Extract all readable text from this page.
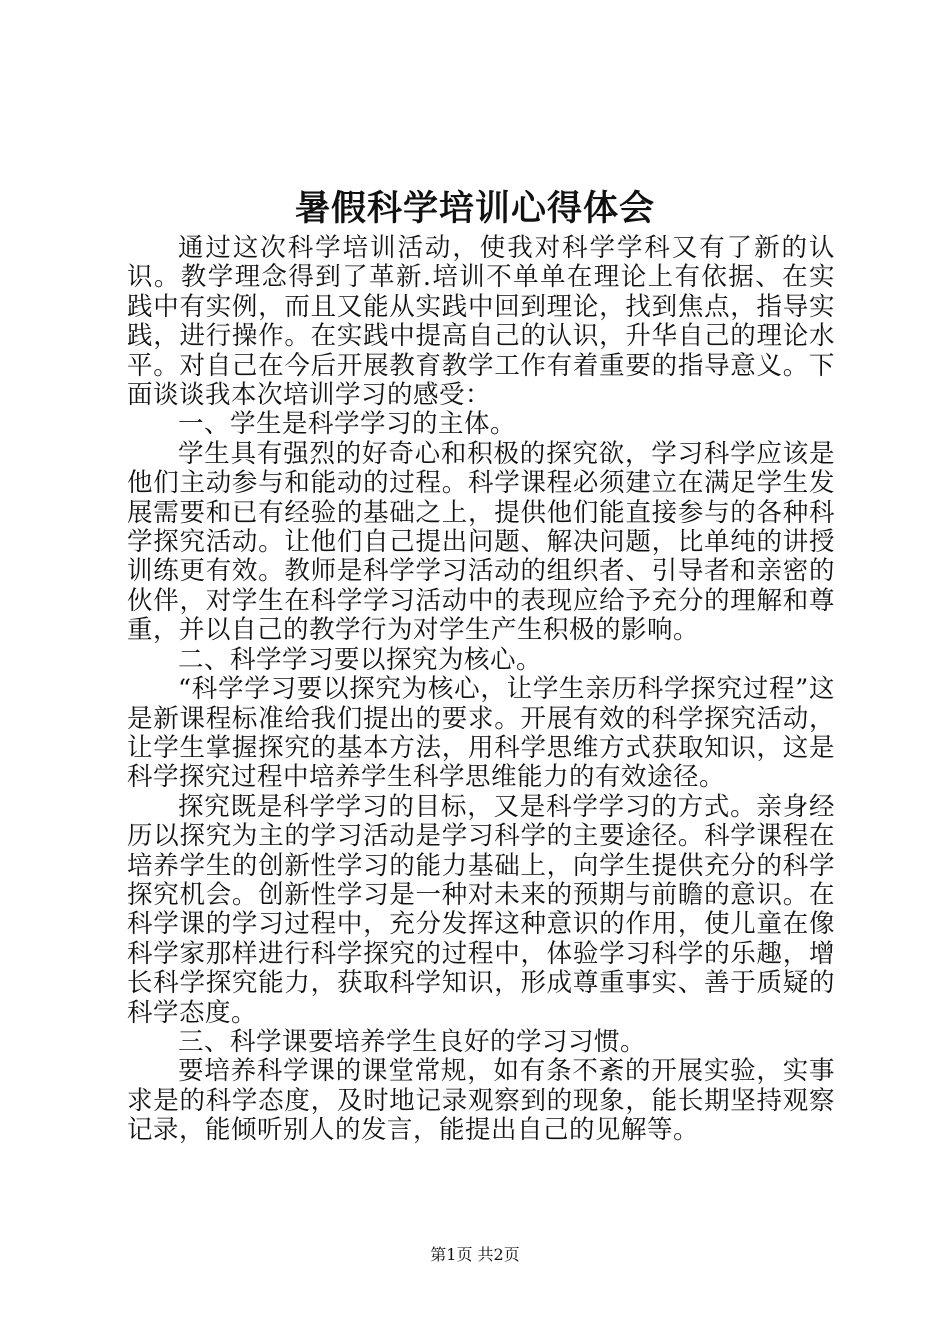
暑假科学培训心得体会

通过这次科学培训活动，使我对科学学科又有了新的认识。教学理念得到了革新.培训不单单在理论上有依据、在实践中有实例，而且又能从实践中回到理论，找到焦点，指导实践，进行操作。在实践中提高自己的认识，升华自己的理论水平。对自己在今后开展教育教学工作有着重要的指导意义。下面谈谈我本次培训学习的感受：

一、学生是科学学习的主体。

学生具有强烈的好奇心和积极的探究欲，学习科学应该是他们主动参与和能动的过程。科学课程必须建立在满足学生发展需要和已有经验的基础之上，提供他们能直接参与的各种科学探究活动。让他们自己提出问题、解决问题，比单纯的讲授训练更有效。教师是科学学习活动的组织者、引导者和亲密的伙伴，对学生在科学学习活动中的表现应给予充分的理解和尊重，并以自己的教学行为对学生产生积极的影响。

二、科学学习要以探究为核心。

“科学学习要以探究为核心，让学生亲历科学探究过程”这是新课程标准给我们提出的要求。开展有效的科学探究活动，让学生掌握探究的基本方法，用科学思维方式获取知识，这是科学探究过程中培养学生科学思维能力的有效途径。

探究既是科学学习的目标，又是科学学习的方式。亲身经历以探究为主的学习活动是学习科学的主要途径。科学课程在培养学生的创新性学习的能力基础上，向学生提供充分的科学探究机会。创新性学习是一种对未来的预期与前瞻的意识。在科学课的学习过程中，充分发挥这种意识的作用，使儿童在像科学家那样进行科学探究的过程中，体验学习科学的乐趣，增长科学探究能力，获取科学知识，形成尊重事实、善于质疑的科学态度。

三、科学课要培养学生良好的学习习惯。

要培养科学课的课堂常规，如有条不紊的开展实验，实事求是的科学态度，及时地记录观察到的现象，能长期坚持观察记录，能倾听别人的发言，能提出自己的见解等。

第1页 共2页
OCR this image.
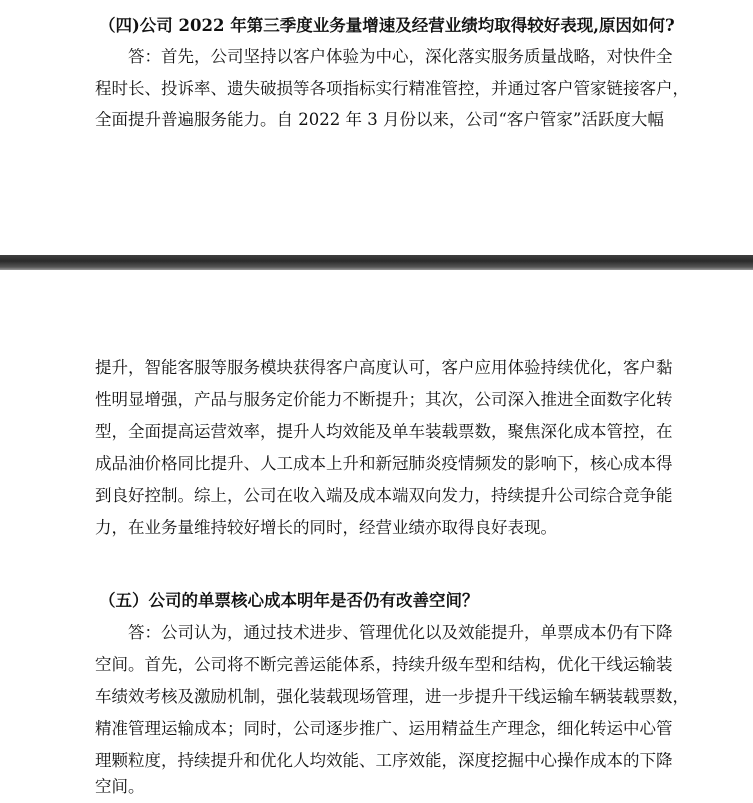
（四)公司 2022 年第三季度业务量增速及经营业绩均取得较好表现,原因如何?
答：首先，公司坚持以客户体验为中心，深化落实服务质量战略，对快件全
程时长、投诉率、遗失破损等各项指标实行精准管控，并通过客户管家链接客户，
全面提升普遍服务能力。自 2022 年 3 月份以来，公司“客户管家”活跃度大幅
提升，智能客服等服务模块获得客户高度认可，客户应用体验持续优化，客户黏
性明显增强，产品与服务定价能力不断提升；其次，公司深入推进全面数字化转
型，全面提高运营效率，提升人均效能及单车装载票数，聚焦深化成本管控，在
成品油价格同比提升、人工成本上升和新冠肺炎疫情频发的影响下，核心成本得
到良好控制。综上，公司在收入端及成本端双向发力，持续提升公司综合竞争能
力，在业务量维持较好增长的同时，经营业绩亦取得良好表现。
（五）公司的单票核心成本明年是否仍有改善空间？
答：公司认为，通过技术进步、管理优化以及效能提升，单票成本仍有下降
空间。首先，公司将不断完善运能体系，持续升级车型和结构，优化干线运输装
车绩效考核及激励机制，强化装载现场管理，进一步提升干线运输车辆装载票数，
精准管理运输成本；同时，公司逐步推广、运用精益生产理念，细化转运中心管
理颗粒度，持续提升和优化人均效能、工序效能，深度挖掘中心操作成本的下降
空间。
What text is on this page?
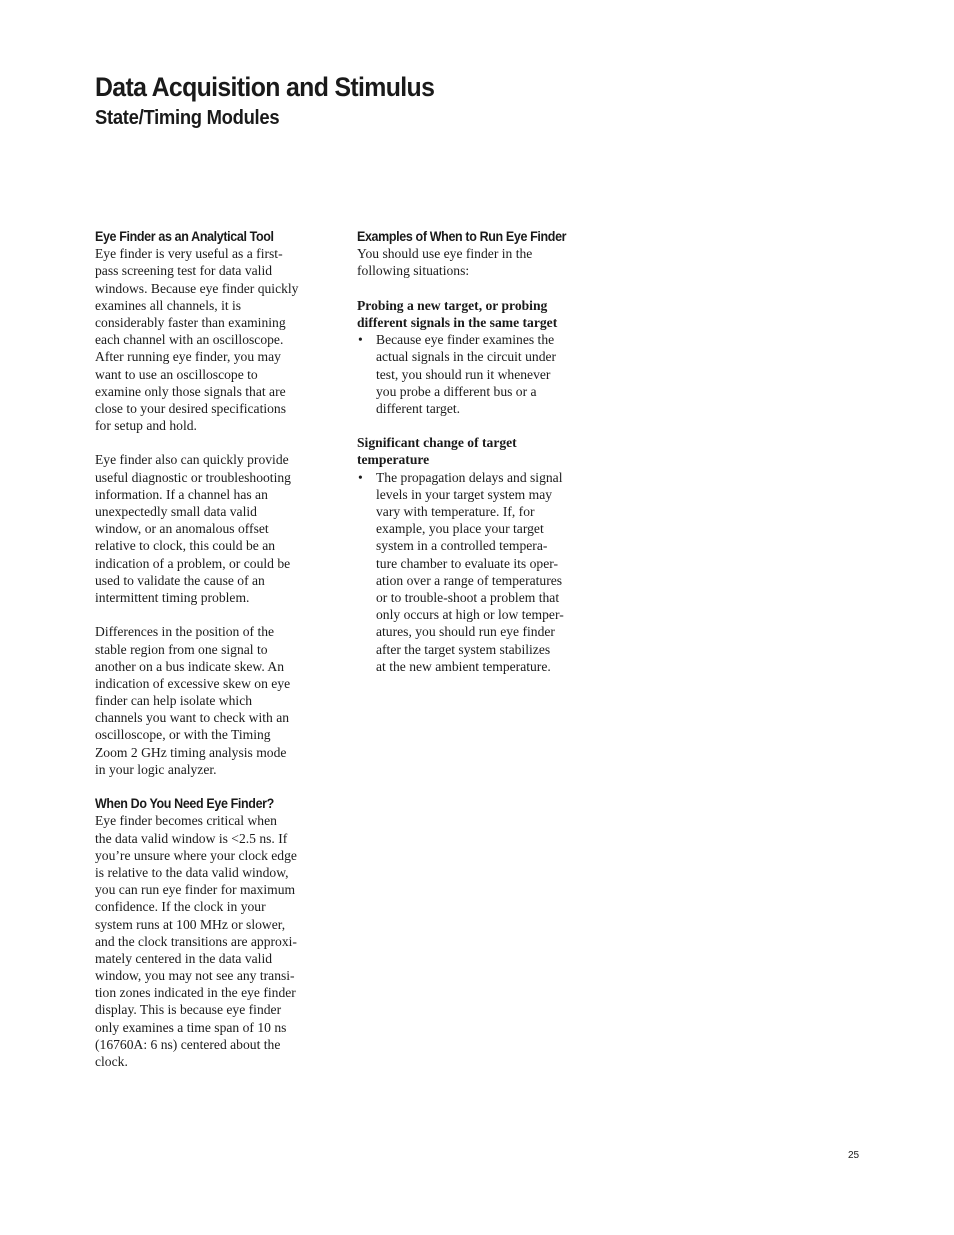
Data Acquisition and Stimulus
State/Timing Modules
Eye Finder as an Analytical Tool
Eye finder is very useful as a first-
pass screening test for data valid
windows. Because eye finder quickly
examines all channels, it is
considerably faster than examining
each channel with an oscilloscope.
After running eye finder, you may
want to use an oscilloscope to
examine only those signals that are
close to your desired specifications
for setup and hold.
Eye finder also can quickly provide
useful diagnostic or troubleshooting
information. If a channel has an
unexpectedly small data valid
window, or an anomalous offset
relative to clock, this could be an
indication of a problem, or could be
used to validate the cause of an
intermittent timing problem.
Differences in the position of the
stable region from one signal to
another on a bus indicate skew. An
indication of excessive skew on eye
finder can help isolate which
channels you want to check with an
oscilloscope, or with the Timing
Zoom 2 GHz timing analysis mode
in your logic analyzer.
When Do You Need Eye Finder?
Eye finder becomes critical when
the data valid window is <2.5 ns. If
you’re unsure where your clock edge
is relative to the data valid window,
you can run eye finder for maximum
confidence. If the clock in your
system runs at 100 MHz or slower,
and the clock transitions are approxi-
mately centered in the data valid
window, you may not see any transi-
tion zones indicated in the eye finder
display. This is because eye finder
only examines a time span of 10 ns
(16760A: 6 ns) centered about the
clock.
Examples of When to Run Eye Finder
You should use eye finder in the
following situations:
Probing a new target, or probing
different signals in the same target
• Because eye finder examines the
actual signals in the circuit under
test, you should run it whenever
you probe a different bus or a
different target.
Significant change of target
temperature
• The propagation delays and signal
levels in your target system may
vary with temperature. If, for
example, you place your target
system in a controlled tempera-
ture chamber to evaluate its oper-
ation over a range of temperatures
or to trouble-shoot a problem that
only occurs at high or low temper-
atures, you should run eye finder
after the target system stabilizes
at the new ambient temperature.
25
= = = = =
• [Job]: In the lines above, find each one with "signals" and list it.

• [Written response]:
examine only those signals that are
different signals in the same target
actual signals in the circuit under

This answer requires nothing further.